> _Tekstgedeelte_:
╔══
Anonymus, Nigel van Canterbury
Dierenverhalen ter lering en vermaak
Ecbasis cuiusdam captivi en Speculum stultorum
Mark Nieuwenhuis
- Pages: vi + 339 p.
- Size:160 x 240 mm
- Language(s):Dutch
- Publication Year:2023
- € 60,00 EXCL. VAT RETAIL PRICE
- ISBN: 978-2-503-60782-5
- Hardback
- Available
Minder bekende middeleeuwse dierengedichten uit de Latijnse traditie, geschreven door en voor monniken uit de benedictijnse kloosterwereld
Mark Nieuwenhuis (Utrecht, 1968) studeerde Spaans en middeleeuwse studies in Utrecht, Latijnse taal en literatuur in Amsterdam (UvA). Naast zijn baan als docent Latijn werkt hij al vijfentwintig jaar rondom middeleeuwse dierengedichten. Eerder publiceerde hij vertalingen van o.a. de Ysengrimus en Reynaerdus vulpes en artikelen over Latijnse dierengedichten, maar ook buiten de matière renardienne, met o.a. vertalingen van werk van Plinius, Geoffrey van Monmouth, Jacobus de Voragine, John Clare en Primo Levi.
╚══
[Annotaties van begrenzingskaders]
╔══
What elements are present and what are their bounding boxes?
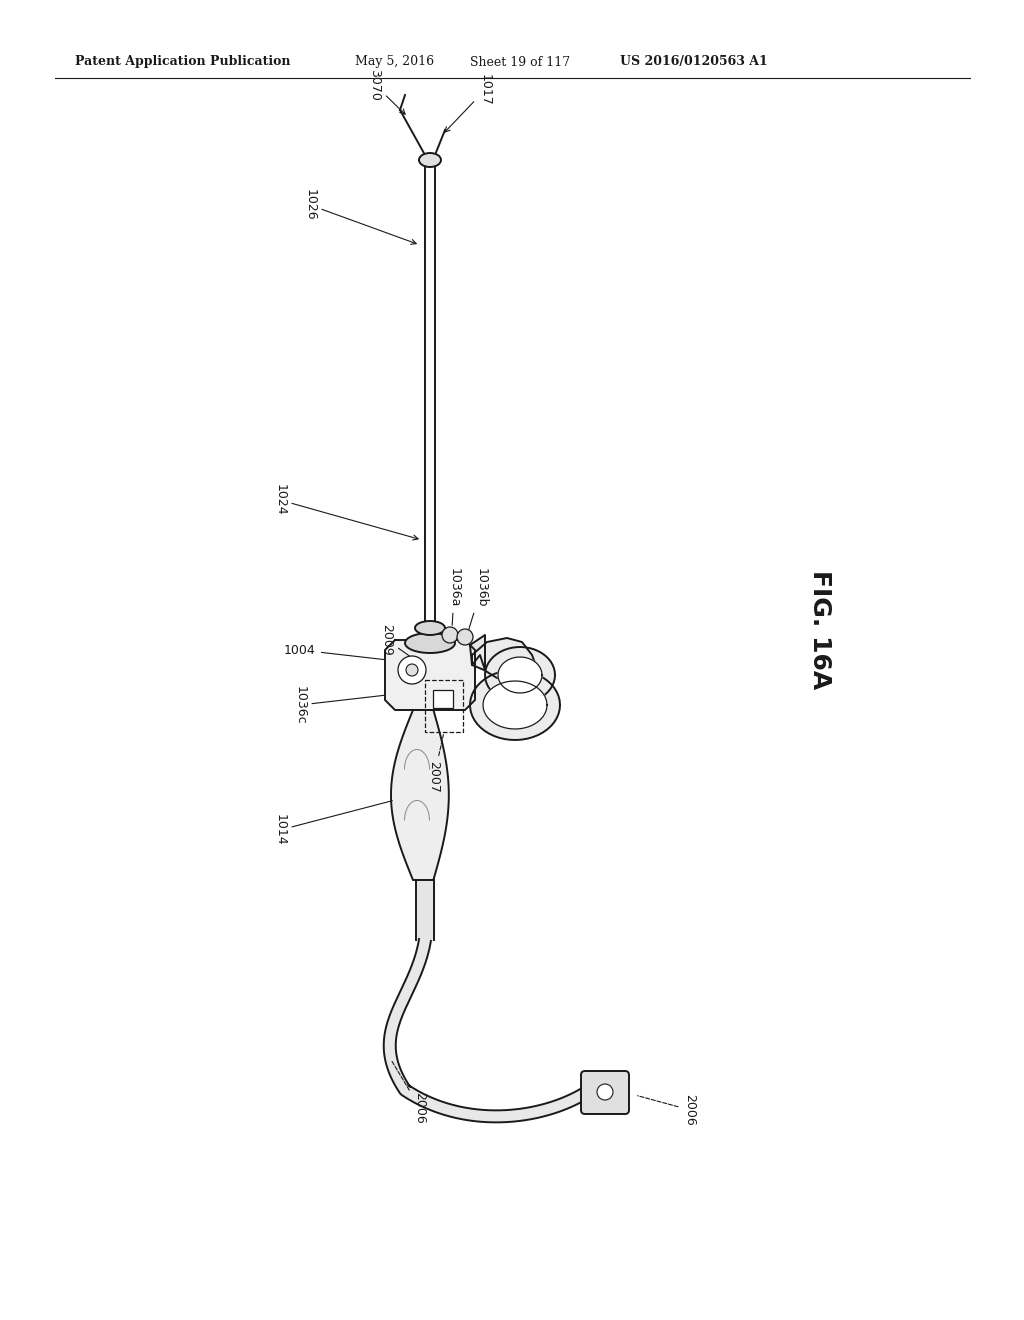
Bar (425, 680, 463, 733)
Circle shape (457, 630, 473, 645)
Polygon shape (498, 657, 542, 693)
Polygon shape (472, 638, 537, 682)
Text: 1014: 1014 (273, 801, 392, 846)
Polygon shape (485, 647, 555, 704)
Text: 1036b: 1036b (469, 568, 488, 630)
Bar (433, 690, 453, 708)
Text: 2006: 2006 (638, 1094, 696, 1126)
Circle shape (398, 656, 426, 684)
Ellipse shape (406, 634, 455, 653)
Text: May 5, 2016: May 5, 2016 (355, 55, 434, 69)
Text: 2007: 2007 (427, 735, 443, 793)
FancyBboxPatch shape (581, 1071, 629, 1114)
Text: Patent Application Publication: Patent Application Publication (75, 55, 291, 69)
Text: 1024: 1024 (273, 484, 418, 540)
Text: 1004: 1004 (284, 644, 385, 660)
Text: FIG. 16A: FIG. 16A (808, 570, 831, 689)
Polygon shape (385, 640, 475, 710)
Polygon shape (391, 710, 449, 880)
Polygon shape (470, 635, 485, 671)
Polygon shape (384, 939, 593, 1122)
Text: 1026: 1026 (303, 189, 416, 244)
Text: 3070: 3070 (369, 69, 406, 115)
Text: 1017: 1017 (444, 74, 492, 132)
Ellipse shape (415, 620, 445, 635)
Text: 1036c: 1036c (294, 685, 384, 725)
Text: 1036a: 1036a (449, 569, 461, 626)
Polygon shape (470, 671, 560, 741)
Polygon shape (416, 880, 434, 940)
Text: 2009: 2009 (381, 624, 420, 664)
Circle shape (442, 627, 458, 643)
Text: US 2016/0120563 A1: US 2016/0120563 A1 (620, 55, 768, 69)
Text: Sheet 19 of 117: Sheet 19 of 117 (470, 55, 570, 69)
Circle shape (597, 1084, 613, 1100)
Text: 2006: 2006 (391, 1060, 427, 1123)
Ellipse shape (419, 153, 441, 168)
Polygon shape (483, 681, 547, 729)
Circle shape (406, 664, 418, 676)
╚══
> _Opdracht_: Waar studeerde Mark Nieuwenhuis volgens de boekbeschrijving Latijnse taal en literatuur? De gegevens hebben hiermee niets te maken.

> _Juiste antwoord_: In Amsterdam (UvA).